(Element region listings)
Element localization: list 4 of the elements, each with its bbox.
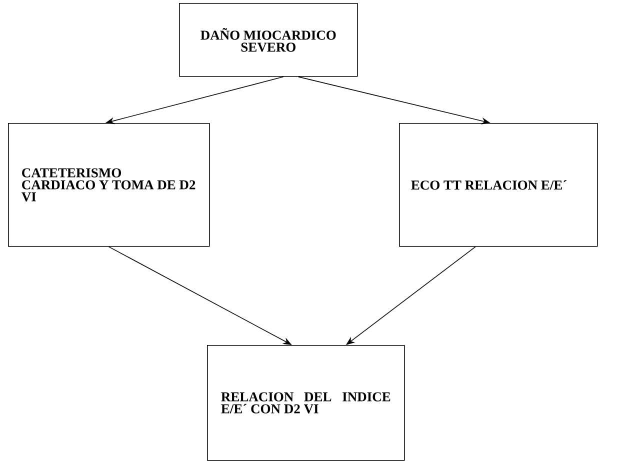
process-box: ECO TT RELACION E/E´ [399, 123, 598, 247]
process-box: DAÑO MIOCARDICO SEVERO [179, 3, 358, 77]
process-box: CATETERISMO CARDIACO Y TOMA DE D2 VI [8, 123, 210, 247]
process-box: RELACION DEL INDICE E/E´ CON D2 VI [207, 345, 405, 461]
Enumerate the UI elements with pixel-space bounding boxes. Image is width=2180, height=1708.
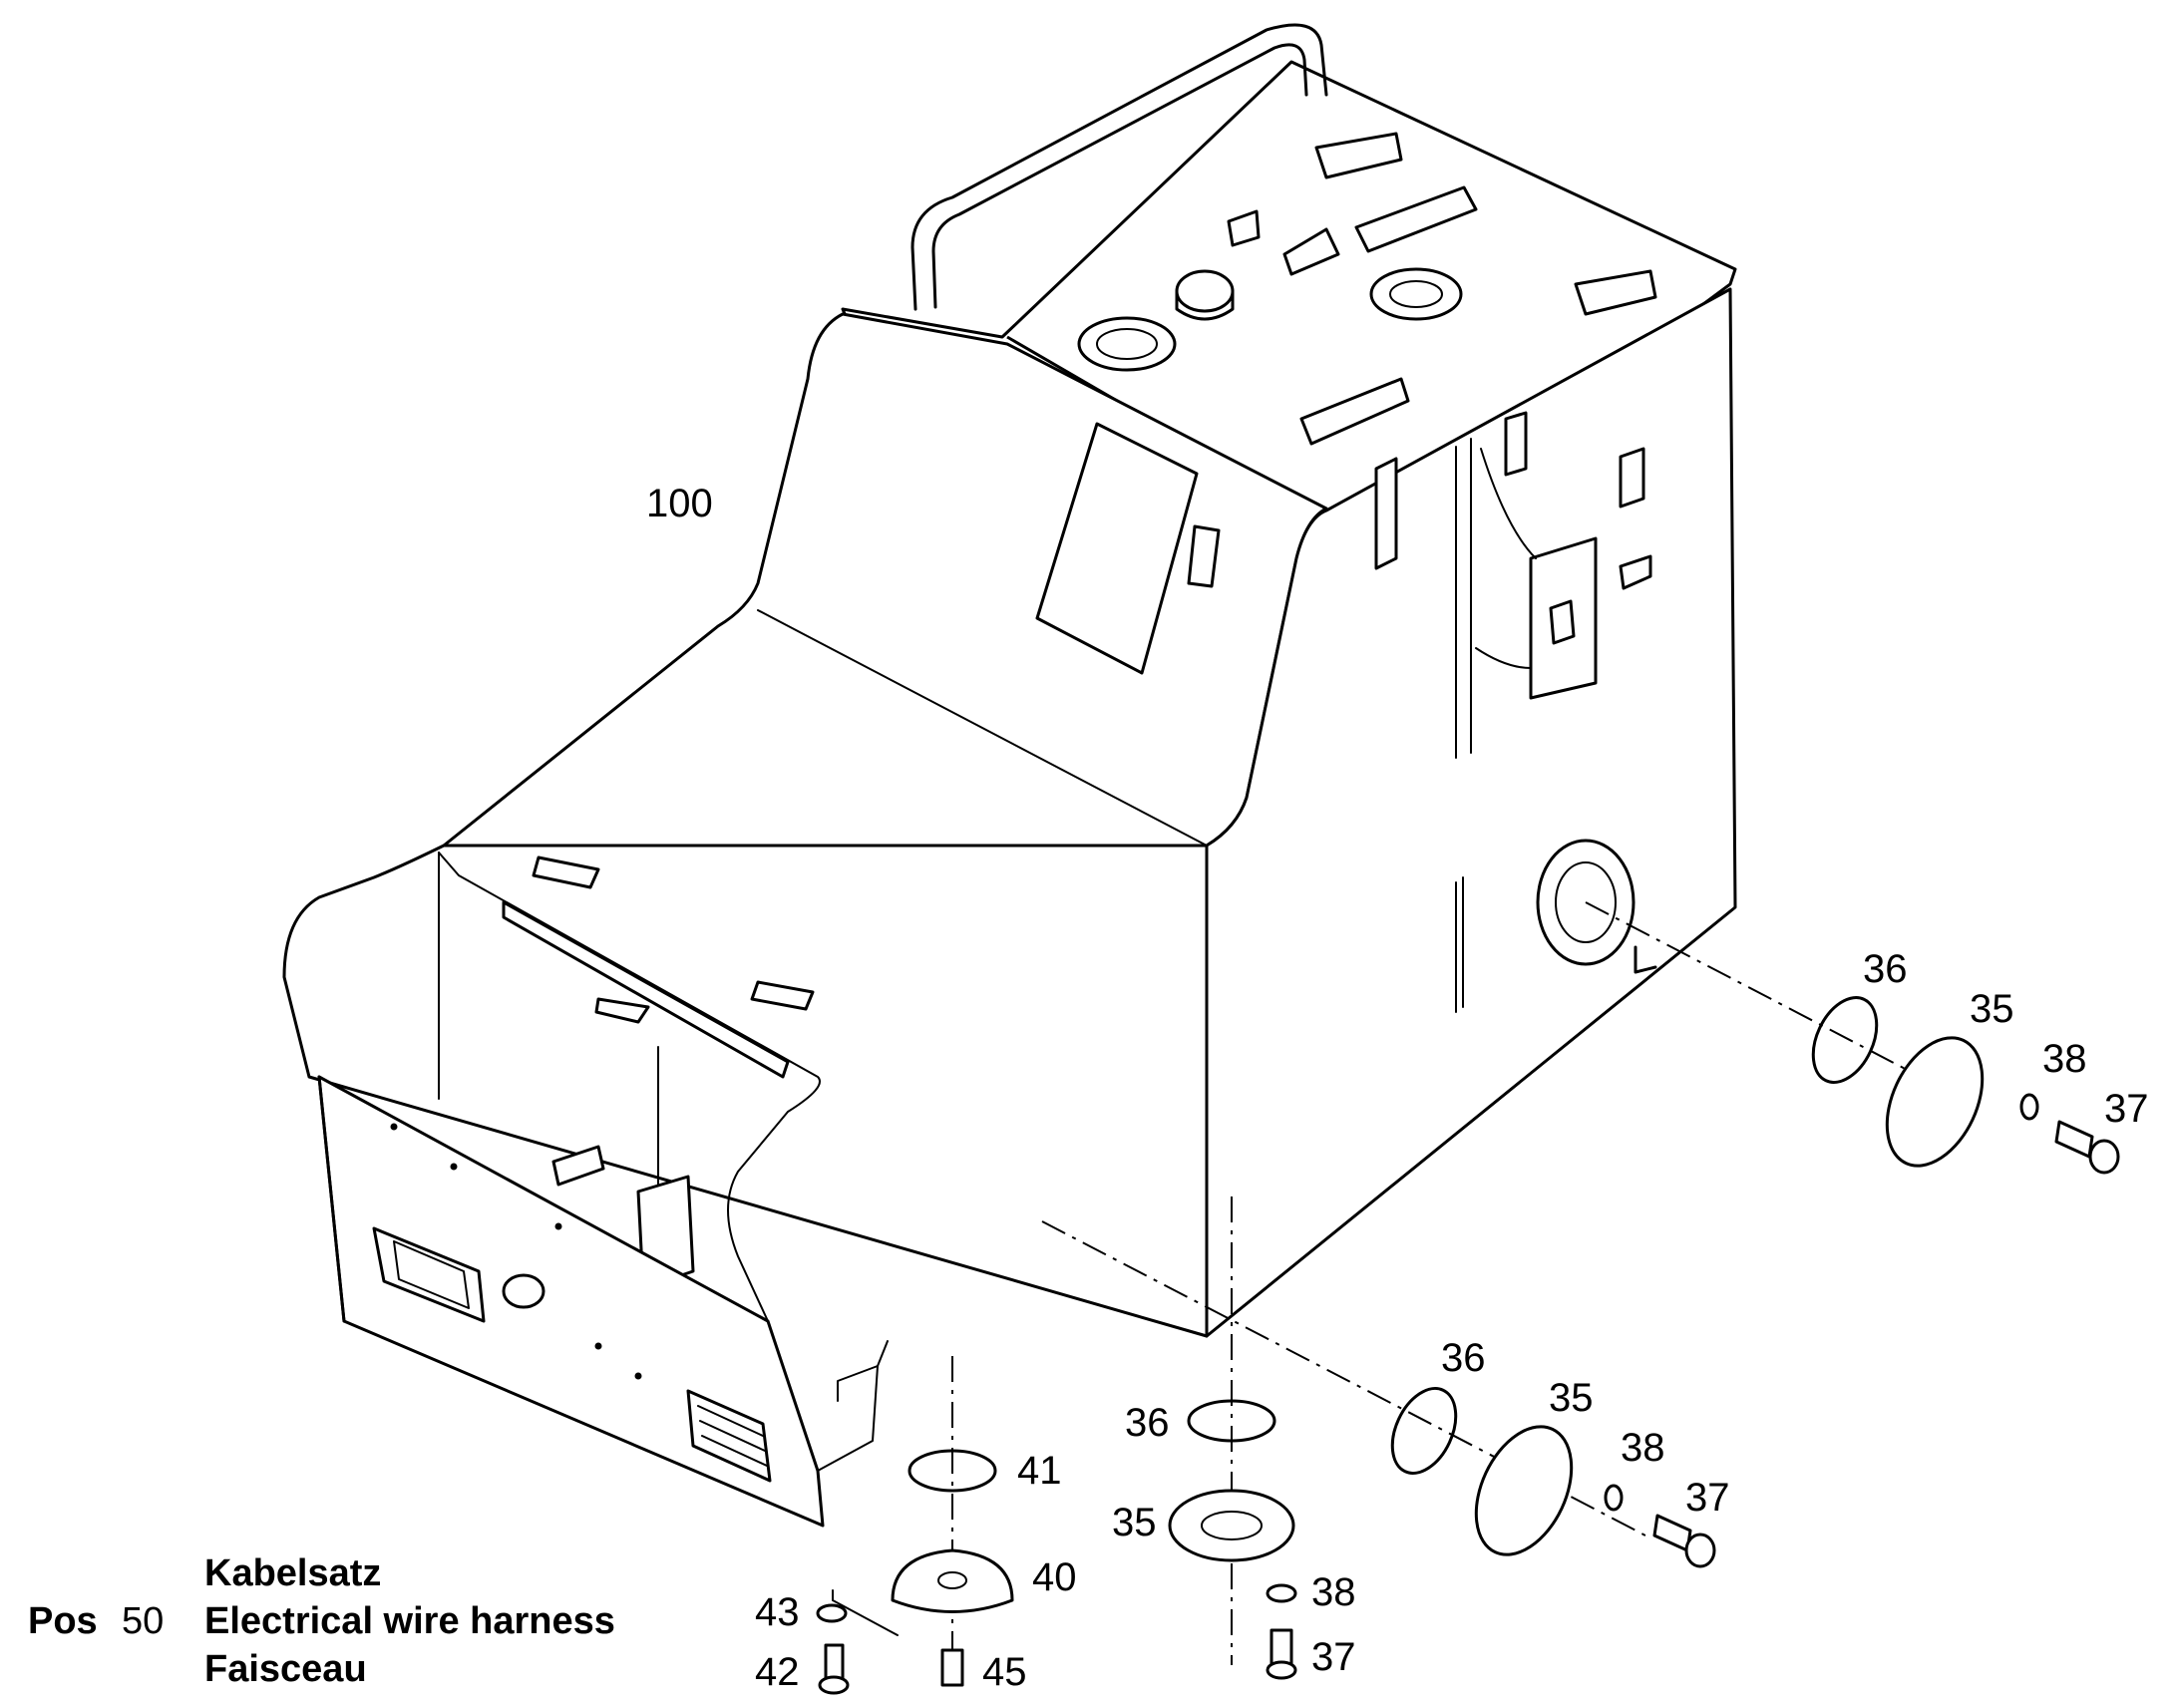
callout-41: 41 [1017,1449,1062,1493]
callout-45: 45 [982,1650,1027,1694]
o-ring-36-right [1811,996,1879,1084]
callout-100: 100 [646,482,713,525]
callout-35-bottom: 35 [1112,1501,1157,1544]
machine-housing [282,23,1737,1528]
bolt-37-bottom [1270,1628,1293,1667]
callout-numbers: 100 36 35 38 37 36 35 38 37 36 35 38 37 … [646,482,2149,1694]
cover-plate-35-right [1885,1036,1985,1168]
legend-line-en: Electrical wire harness [204,1600,615,1642]
bottom-cover-group [1168,1399,1297,1680]
cover-plate-35-lower [1474,1425,1574,1556]
flange-35-bottom [1168,1489,1295,1562]
callout-35-lower: 35 [1549,1376,1594,1420]
o-ring-36-bottom [1187,1399,1276,1443]
o-ring-41 [908,1449,997,1493]
callout-43: 43 [755,1590,800,1634]
callout-36-lower: 36 [1441,1336,1486,1380]
bolt-37-lower [1652,1514,1692,1552]
plug-45 [940,1648,964,1687]
bolt-37-right [2054,1120,2094,1159]
legend-pos-number: 50 [122,1600,164,1642]
callout-38-right: 38 [2042,1037,2087,1081]
callout-36-right: 36 [1863,947,1908,991]
callout-40: 40 [1032,1555,1077,1599]
drain-group [816,1449,1014,1695]
callout-35-right: 35 [1970,987,2014,1031]
port-cover-group-right [1811,996,2120,1175]
washer-43 [816,1603,848,1623]
vent-grille [686,1389,772,1483]
callout-42: 42 [755,1650,800,1694]
washer-38-bottom [1266,1583,1297,1603]
port-cover-group-lower [1390,1387,1716,1568]
legend-line-de: Kabelsatz [204,1552,381,1594]
callout-37-lower: 37 [1685,1476,1730,1520]
drain-cover-40 [891,1548,1014,1613]
o-ring-36-lower [1390,1387,1458,1475]
legend-pos-label: Pos [28,1600,98,1642]
washer-38-lower [1604,1484,1624,1512]
position-legend: Kabelsatz Pos 50 Electrical wire harness… [28,1552,615,1690]
callout-37-bottom: 37 [1311,1635,1356,1679]
legend-line-fr: Faisceau [204,1648,367,1690]
callout-38-bottom: 38 [1311,1570,1356,1614]
callout-38-lower: 38 [1621,1426,1665,1470]
callout-37-right: 37 [2104,1087,2149,1131]
callout-36-bottom: 36 [1125,1401,1170,1445]
washer-38-right [2019,1093,2039,1121]
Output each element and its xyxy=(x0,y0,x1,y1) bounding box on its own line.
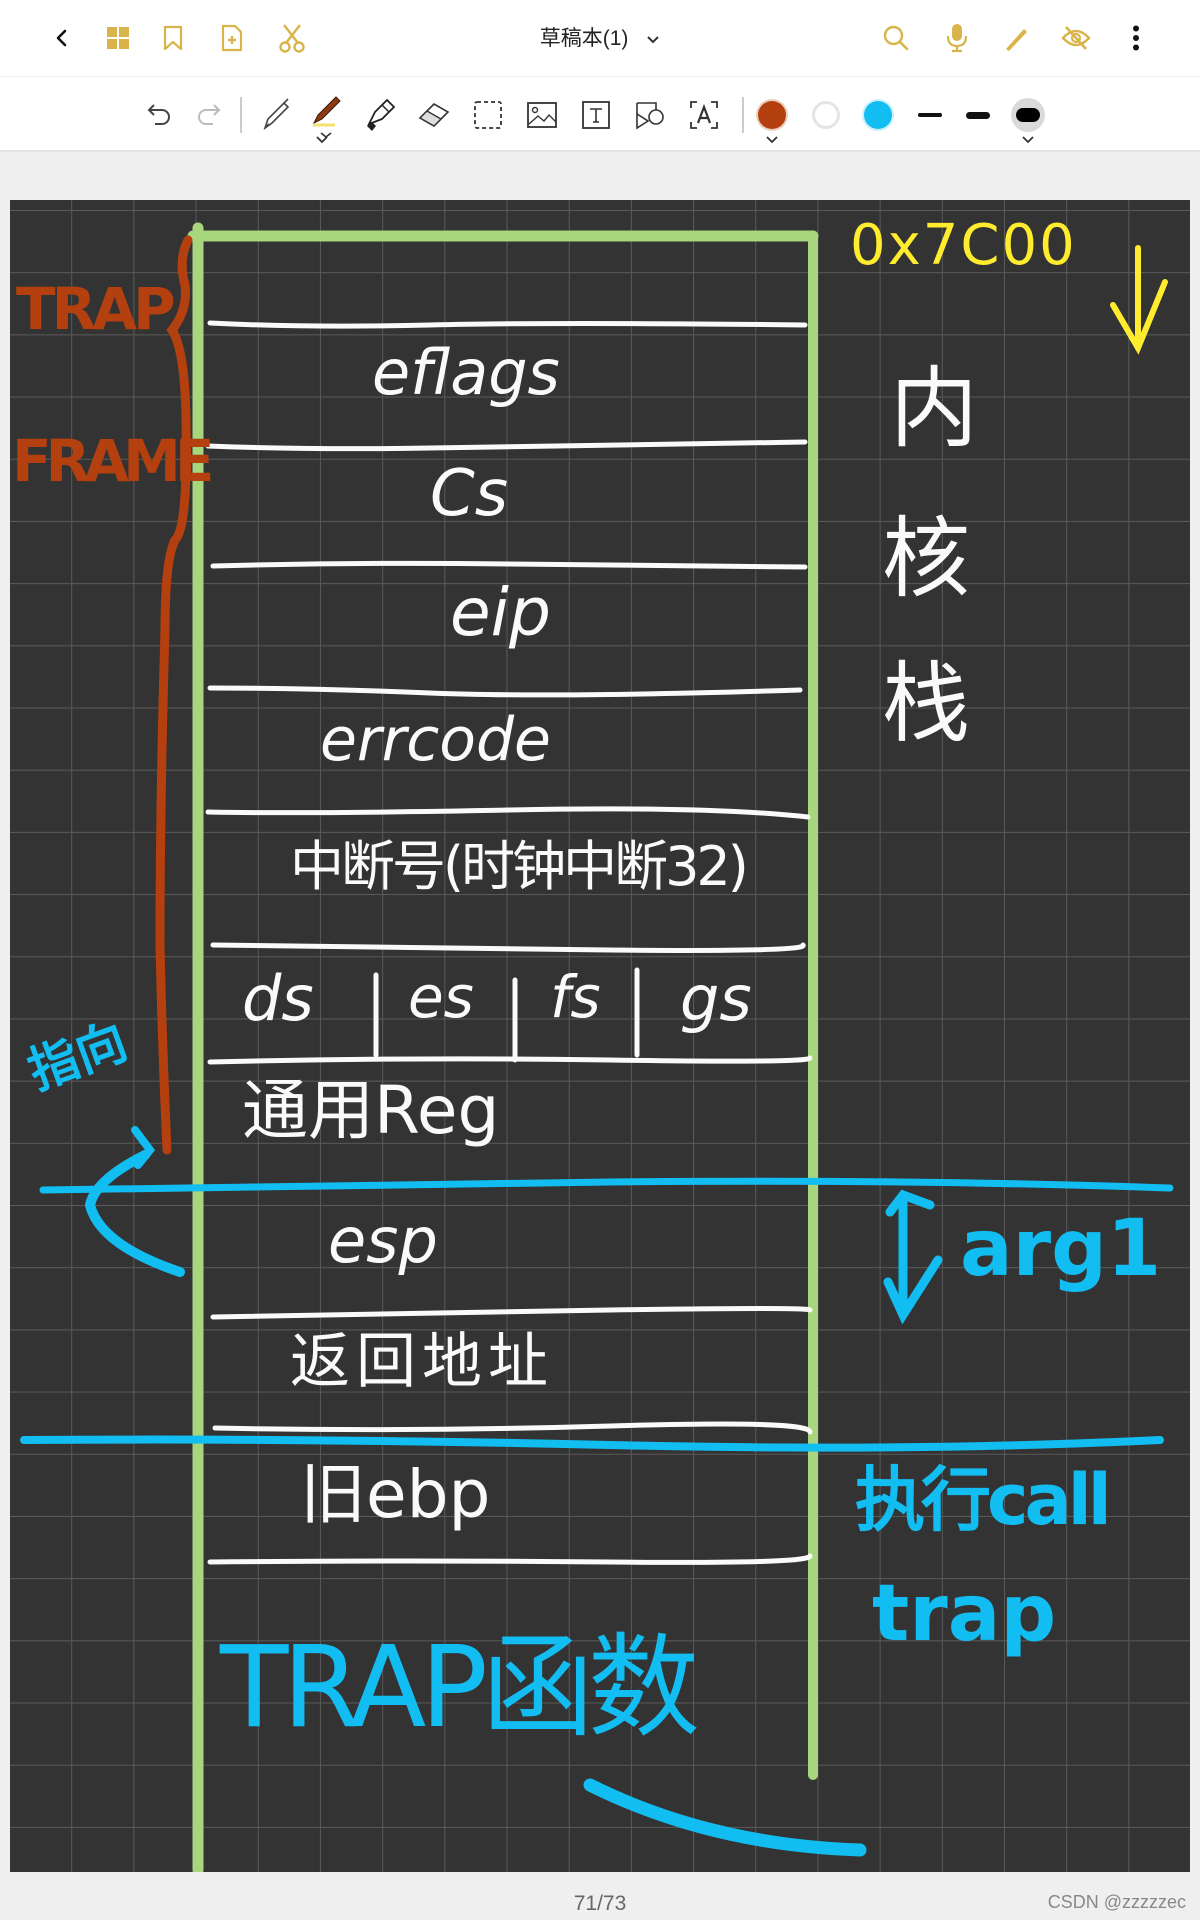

▶ Instruction
In the records, replace "machine-housing" with "main-housing" in the lines from the one with "callout-41: 41 [1017,1449,1062,1493]" to the one with "bolt-37-bottom [1270,1628,1293,1667]", and give back only those lines with nothing else changed.

▶ Solution to this problem
callout-41: 41 [1017,1449,1062,1493]
callout-45: 45 [982,1650,1027,1694]
o-ring-36-right [1811,996,1879,1084]
callout-100: 100 [646,482,713,525]
callout-35-bottom: 35 [1112,1501,1157,1544]
main-housing [282,23,1737,1528]
bolt-37-bottom [1270,1628,1293,1667]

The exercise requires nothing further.